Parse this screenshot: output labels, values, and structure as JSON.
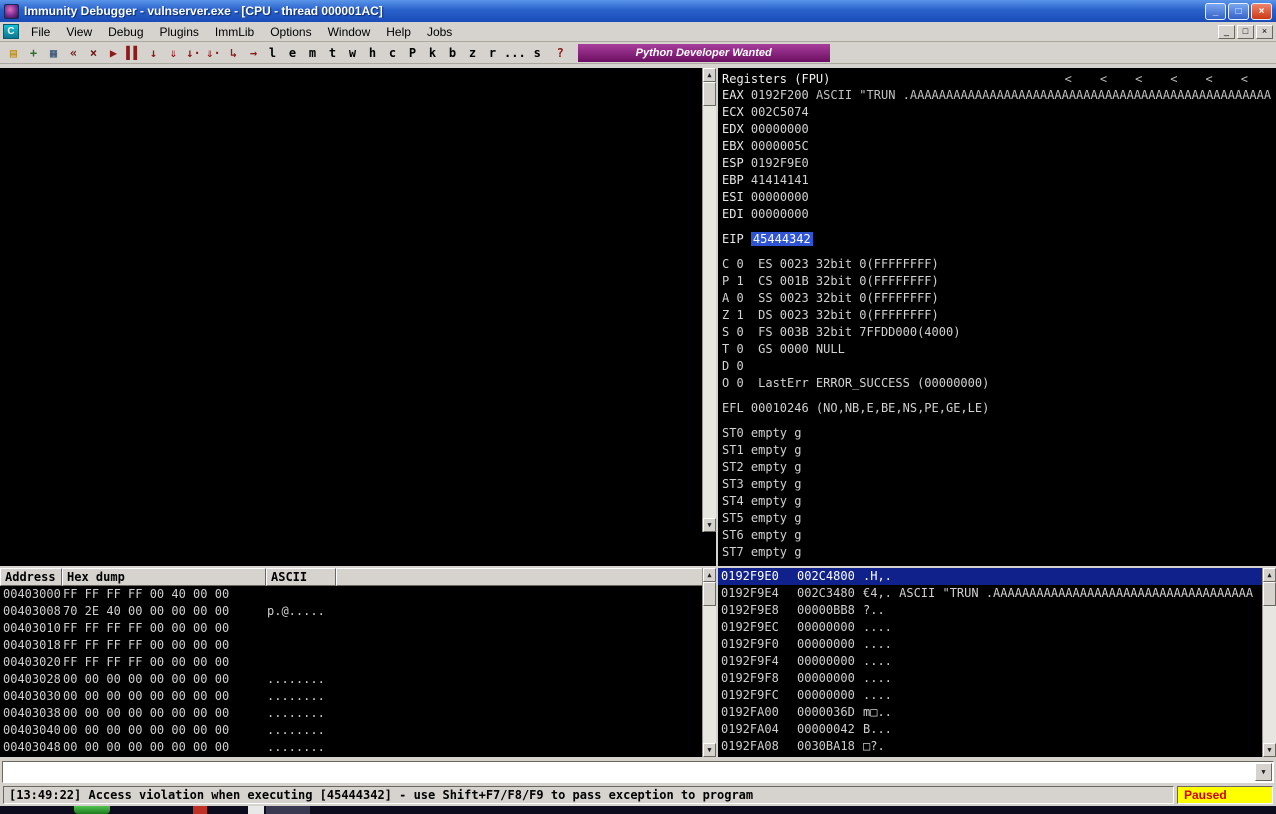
{
  "colors": {
    "selection_bg": "#10218c",
    "eip_bg": "#2f55d4",
    "paused_bg": "#ffff00",
    "paused_fg": "#d40000",
    "banner_bg": "#951487"
  },
  "icons": {
    "scroll_up": "▲",
    "scroll_down": "▼",
    "dropdown": "▼"
  },
  "titlebar": {
    "title": "Immunity Debugger - vulnserver.exe - [CPU - thread 000001AC]",
    "minimize": "_",
    "maximize": "□",
    "close": "×"
  },
  "menubar": {
    "icon_letter": "C",
    "items": [
      "File",
      "View",
      "Debug",
      "Plugins",
      "ImmLib",
      "Options",
      "Window",
      "Help",
      "Jobs"
    ],
    "mdi_minimize": "_",
    "mdi_restore": "□",
    "mdi_close": "×"
  },
  "toolbar": {
    "buttons": [
      {
        "name": "open-file",
        "glyph": "▤",
        "color": "#b8860b"
      },
      {
        "name": "attach",
        "glyph": "+",
        "color": "#2e6e2e"
      },
      {
        "name": "windows",
        "glyph": "▦",
        "color": "#34506e"
      },
      {
        "name": "restart",
        "glyph": "«",
        "color": "#6b1515"
      },
      {
        "name": "close-process",
        "glyph": "×",
        "color": "#6b1515"
      },
      {
        "name": "run",
        "glyph": "▶",
        "color": "#8b1a1a"
      },
      {
        "name": "pause",
        "glyph": "▌▌",
        "color": "#8b1a1a"
      },
      {
        "name": "step-into",
        "glyph": "↓",
        "color": "#8b1a1a"
      },
      {
        "name": "step-over",
        "glyph": "⇓",
        "color": "#8b1a1a"
      },
      {
        "name": "trace-into",
        "glyph": "↓·",
        "color": "#8b1a1a"
      },
      {
        "name": "trace-over",
        "glyph": "⇓·",
        "color": "#8b1a1a"
      },
      {
        "name": "until-return",
        "glyph": "↳",
        "color": "#8b1a1a"
      },
      {
        "name": "goto",
        "glyph": "→",
        "color": "#8b1a1a"
      }
    ],
    "letters": [
      "l",
      "e",
      "m",
      "t",
      "w",
      "h",
      "c",
      "P",
      "k",
      "b",
      "z",
      "r",
      "...",
      "s"
    ],
    "help_letter": "?",
    "banner": "Python Developer Wanted"
  },
  "registers": {
    "title": "Registers (FPU)",
    "arrows": [
      "<",
      "<",
      "<",
      "<",
      "<",
      "<"
    ],
    "gpr": [
      {
        "name": "EAX",
        "value": "0192F200",
        "note": "ASCII \"TRUN .AAAAAAAAAAAAAAAAAAAAAAAAAAAAAAAAAAAAAAAAAAAAAAAAAA"
      },
      {
        "name": "ECX",
        "value": "002C5074",
        "note": ""
      },
      {
        "name": "EDX",
        "value": "00000000",
        "note": ""
      },
      {
        "name": "EBX",
        "value": "0000005C",
        "note": ""
      },
      {
        "name": "ESP",
        "value": "0192F9E0",
        "note": ""
      },
      {
        "name": "EBP",
        "value": "41414141",
        "note": ""
      },
      {
        "name": "ESI",
        "value": "00000000",
        "note": ""
      },
      {
        "name": "EDI",
        "value": "00000000",
        "note": ""
      }
    ],
    "eip_name": "EIP",
    "eip_value": "45444342",
    "flags": [
      "C 0  ES 0023 32bit 0(FFFFFFFF)",
      "P 1  CS 001B 32bit 0(FFFFFFFF)",
      "A 0  SS 0023 32bit 0(FFFFFFFF)",
      "Z 1  DS 0023 32bit 0(FFFFFFFF)",
      "S 0  FS 003B 32bit 7FFDD000(4000)",
      "T 0  GS 0000 NULL",
      "D 0",
      "O 0  LastErr ERROR_SUCCESS (00000000)"
    ],
    "efl": "EFL 00010246 (NO,NB,E,BE,NS,PE,GE,LE)",
    "st": [
      "ST0 empty g",
      "ST1 empty g",
      "ST2 empty g",
      "ST3 empty g",
      "ST4 empty g",
      "ST5 empty g",
      "ST6 empty g",
      "ST7 empty g"
    ]
  },
  "hexdump": {
    "headers": [
      "Address",
      "Hex dump",
      "ASCII"
    ],
    "rows": [
      {
        "address": "00403000",
        "hex": "FF FF FF FF 00 40 00 00",
        "ascii": ""
      },
      {
        "address": "00403008",
        "hex": "70 2E 40 00 00 00 00 00",
        "ascii": "p.@....."
      },
      {
        "address": "00403010",
        "hex": "FF FF FF FF 00 00 00 00",
        "ascii": ""
      },
      {
        "address": "00403018",
        "hex": "FF FF FF FF 00 00 00 00",
        "ascii": ""
      },
      {
        "address": "00403020",
        "hex": "FF FF FF FF 00 00 00 00",
        "ascii": ""
      },
      {
        "address": "00403028",
        "hex": "00 00 00 00 00 00 00 00",
        "ascii": "........"
      },
      {
        "address": "00403030",
        "hex": "00 00 00 00 00 00 00 00",
        "ascii": "........"
      },
      {
        "address": "00403038",
        "hex": "00 00 00 00 00 00 00 00",
        "ascii": "........"
      },
      {
        "address": "00403040",
        "hex": "00 00 00 00 00 00 00 00",
        "ascii": "........"
      },
      {
        "address": "00403048",
        "hex": "00 00 00 00 00 00 00 00",
        "ascii": "........"
      }
    ]
  },
  "stack": {
    "rows": [
      {
        "address": "0192F9E0",
        "value": "002C4800",
        "ascii": ".H,.",
        "selected": true
      },
      {
        "address": "0192F9E4",
        "value": "002C3480",
        "ascii": "€4,. ASCII \"TRUN .AAAAAAAAAAAAAAAAAAAAAAAAAAAAAAAAAAAA"
      },
      {
        "address": "0192F9E8",
        "value": "00000BB8",
        "ascii": "?.."
      },
      {
        "address": "0192F9EC",
        "value": "00000000",
        "ascii": "...."
      },
      {
        "address": "0192F9F0",
        "value": "00000000",
        "ascii": "...."
      },
      {
        "address": "0192F9F4",
        "value": "00000000",
        "ascii": "...."
      },
      {
        "address": "0192F9F8",
        "value": "00000000",
        "ascii": "...."
      },
      {
        "address": "0192F9FC",
        "value": "00000000",
        "ascii": "...."
      },
      {
        "address": "0192FA00",
        "value": "0000036D",
        "ascii": "m□.."
      },
      {
        "address": "0192FA04",
        "value": "00000042",
        "ascii": "B..."
      },
      {
        "address": "0192FA08",
        "value": "0030BA18",
        "ascii": "□?."
      }
    ]
  },
  "command_bar": {
    "value": ""
  },
  "statusbar": {
    "message": "[13:49:22] Access violation when executing [45444342] - use Shift+F7/F8/F9 to pass exception to program",
    "state": "Paused"
  }
}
________________
TASK INSTRUCTIONS: Transcribe every line in the entries above, taking out only the images.

TASK RESULT:
Parse this screenshot: output labels, values, and structure as JSON.
{
  "colors": {
    "selection_bg": "#10218c",
    "eip_bg": "#2f55d4",
    "paused_bg": "#ffff00",
    "paused_fg": "#d40000",
    "banner_bg": "#951487"
  },
  "icons": {
    "scroll_up": "▲",
    "scroll_down": "▼",
    "dropdown": "▼"
  },
  "titlebar": {
    "title": "Immunity Debugger - vulnserver.exe - [CPU - thread 000001AC]",
    "minimize": "_",
    "maximize": "□",
    "close": "×"
  },
  "menubar": {
    "icon_letter": "C",
    "items": [
      "File",
      "View",
      "Debug",
      "Plugins",
      "ImmLib",
      "Options",
      "Window",
      "Help",
      "Jobs"
    ],
    "mdi_minimize": "_",
    "mdi_restore": "□",
    "mdi_close": "×"
  },
  "toolbar": {
    "buttons": [
      {
        "name": "open-file",
        "glyph": "▤",
        "color": "#b8860b"
      },
      {
        "name": "attach",
        "glyph": "+",
        "color": "#2e6e2e"
      },
      {
        "name": "windows",
        "glyph": "▦",
        "color": "#34506e"
      },
      {
        "name": "restart",
        "glyph": "«",
        "color": "#6b1515"
      },
      {
        "name": "close-process",
        "glyph": "×",
        "color": "#6b1515"
      },
      {
        "name": "run",
        "glyph": "▶",
        "color": "#8b1a1a"
      },
      {
        "name": "pause",
        "glyph": "▌▌",
        "color": "#8b1a1a"
      },
      {
        "name": "step-into",
        "glyph": "↓",
        "color": "#8b1a1a"
      },
      {
        "name": "step-over",
        "glyph": "⇓",
        "color": "#8b1a1a"
      },
      {
        "name": "trace-into",
        "glyph": "↓·",
        "color": "#8b1a1a"
      },
      {
        "name": "trace-over",
        "glyph": "⇓·",
        "color": "#8b1a1a"
      },
      {
        "name": "until-return",
        "glyph": "↳",
        "color": "#8b1a1a"
      },
      {
        "name": "goto",
        "glyph": "→",
        "color": "#8b1a1a"
      }
    ],
    "letters": [
      "l",
      "e",
      "m",
      "t",
      "w",
      "h",
      "c",
      "P",
      "k",
      "b",
      "z",
      "r",
      "...",
      "s"
    ],
    "help_letter": "?",
    "banner": "Python Developer Wanted"
  },
  "registers": {
    "title": "Registers (FPU)",
    "arrows": [
      "<",
      "<",
      "<",
      "<",
      "<",
      "<"
    ],
    "gpr": [
      {
        "name": "EAX",
        "value": "0192F200",
        "note": "ASCII \"TRUN .AAAAAAAAAAAAAAAAAAAAAAAAAAAAAAAAAAAAAAAAAAAAAAAAAA"
      },
      {
        "name": "ECX",
        "value": "002C5074",
        "note": ""
      },
      {
        "name": "EDX",
        "value": "00000000",
        "note": ""
      },
      {
        "name": "EBX",
        "value": "0000005C",
        "note": ""
      },
      {
        "name": "ESP",
        "value": "0192F9E0",
        "note": ""
      },
      {
        "name": "EBP",
        "value": "41414141",
        "note": ""
      },
      {
        "name": "ESI",
        "value": "00000000",
        "note": ""
      },
      {
        "name": "EDI",
        "value": "00000000",
        "note": ""
      }
    ],
    "eip_name": "EIP",
    "eip_value": "45444342",
    "flags": [
      "C 0  ES 0023 32bit 0(FFFFFFFF)",
      "P 1  CS 001B 32bit 0(FFFFFFFF)",
      "A 0  SS 0023 32bit 0(FFFFFFFF)",
      "Z 1  DS 0023 32bit 0(FFFFFFFF)",
      "S 0  FS 003B 32bit 7FFDD000(4000)",
      "T 0  GS 0000 NULL",
      "D 0",
      "O 0  LastErr ERROR_SUCCESS (00000000)"
    ],
    "efl": "EFL 00010246 (NO,NB,E,BE,NS,PE,GE,LE)",
    "st": [
      "ST0 empty g",
      "ST1 empty g",
      "ST2 empty g",
      "ST3 empty g",
      "ST4 empty g",
      "ST5 empty g",
      "ST6 empty g",
      "ST7 empty g"
    ]
  },
  "hexdump": {
    "headers": [
      "Address",
      "Hex dump",
      "ASCII"
    ],
    "rows": [
      {
        "address": "00403000",
        "hex": "FF FF FF FF 00 40 00 00",
        "ascii": ""
      },
      {
        "address": "00403008",
        "hex": "70 2E 40 00 00 00 00 00",
        "ascii": "p.@....."
      },
      {
        "address": "00403010",
        "hex": "FF FF FF FF 00 00 00 00",
        "ascii": ""
      },
      {
        "address": "00403018",
        "hex": "FF FF FF FF 00 00 00 00",
        "ascii": ""
      },
      {
        "address": "00403020",
        "hex": "FF FF FF FF 00 00 00 00",
        "ascii": ""
      },
      {
        "address": "00403028",
        "hex": "00 00 00 00 00 00 00 00",
        "ascii": "........"
      },
      {
        "address": "00403030",
        "hex": "00 00 00 00 00 00 00 00",
        "ascii": "........"
      },
      {
        "address": "00403038",
        "hex": "00 00 00 00 00 00 00 00",
        "ascii": "........"
      },
      {
        "address": "00403040",
        "hex": "00 00 00 00 00 00 00 00",
        "ascii": "........"
      },
      {
        "address": "00403048",
        "hex": "00 00 00 00 00 00 00 00",
        "ascii": "........"
      }
    ]
  },
  "stack": {
    "rows": [
      {
        "address": "0192F9E0",
        "value": "002C4800",
        "ascii": ".H,.",
        "selected": true
      },
      {
        "address": "0192F9E4",
        "value": "002C3480",
        "ascii": "€4,. ASCII \"TRUN .AAAAAAAAAAAAAAAAAAAAAAAAAAAAAAAAAAAA"
      },
      {
        "address": "0192F9E8",
        "value": "00000BB8",
        "ascii": "?.."
      },
      {
        "address": "0192F9EC",
        "value": "00000000",
        "ascii": "...."
      },
      {
        "address": "0192F9F0",
        "value": "00000000",
        "ascii": "...."
      },
      {
        "address": "0192F9F4",
        "value": "00000000",
        "ascii": "...."
      },
      {
        "address": "0192F9F8",
        "value": "00000000",
        "ascii": "...."
      },
      {
        "address": "0192F9FC",
        "value": "00000000",
        "ascii": "...."
      },
      {
        "address": "0192FA00",
        "value": "0000036D",
        "ascii": "m□.."
      },
      {
        "address": "0192FA04",
        "value": "00000042",
        "ascii": "B..."
      },
      {
        "address": "0192FA08",
        "value": "0030BA18",
        "ascii": "□?."
      }
    ]
  },
  "command_bar": {
    "value": ""
  },
  "statusbar": {
    "message": "[13:49:22] Access violation when executing [45444342] - use Shift+F7/F8/F9 to pass exception to program",
    "state": "Paused"
  }
}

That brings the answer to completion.